Problem statement: Word for word, restate every line of the material.

Saved entries:
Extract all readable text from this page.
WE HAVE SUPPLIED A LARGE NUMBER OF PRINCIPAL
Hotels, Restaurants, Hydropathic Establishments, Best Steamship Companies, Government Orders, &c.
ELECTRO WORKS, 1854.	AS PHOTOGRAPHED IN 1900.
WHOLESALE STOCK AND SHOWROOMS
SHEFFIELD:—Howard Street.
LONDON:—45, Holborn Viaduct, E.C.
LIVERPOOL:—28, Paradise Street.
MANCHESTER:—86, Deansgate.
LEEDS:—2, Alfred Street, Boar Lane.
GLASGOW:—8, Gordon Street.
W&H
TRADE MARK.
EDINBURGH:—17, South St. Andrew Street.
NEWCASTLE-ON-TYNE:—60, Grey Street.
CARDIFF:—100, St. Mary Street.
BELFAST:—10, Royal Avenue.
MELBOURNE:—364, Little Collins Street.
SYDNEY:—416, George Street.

The response:
Extract all readable text from this page.
WE HAVE SUPPLIED A LARGE NUMBER OF PRINCIPAL
Hotels, Restaurants, Hydropathic Establishments, Best Steamship Companies, Government Orders, &c.
ELECTRO WORKS, 1854.	AS PHOTOGRAPHED IN 1900.
WHOLESALE STOCK AND SHOWROOMS
SHEFFIELD:—Howard Street.
LONDON:—45, Holborn Viaduct, E.C.
LIVERPOOL:—28, Paradise Street.
MANCHESTER:—86, Deansgate.
LEEDS:—2, Alfred Street, Boar Lane.
GLASGOW:—8, Gordon Street.
W&H
TRADE MARK.
EDINBURGH:—17, South St. Andrew Street.
NEWCASTLE-ON-TYNE:—60, Grey Street.
CARDIFF:—100, St. Mary Street.
BELFAST:—10, Royal Avenue.
MELBOURNE:—364, Little Collins Street.
SYDNEY:—416, George Street.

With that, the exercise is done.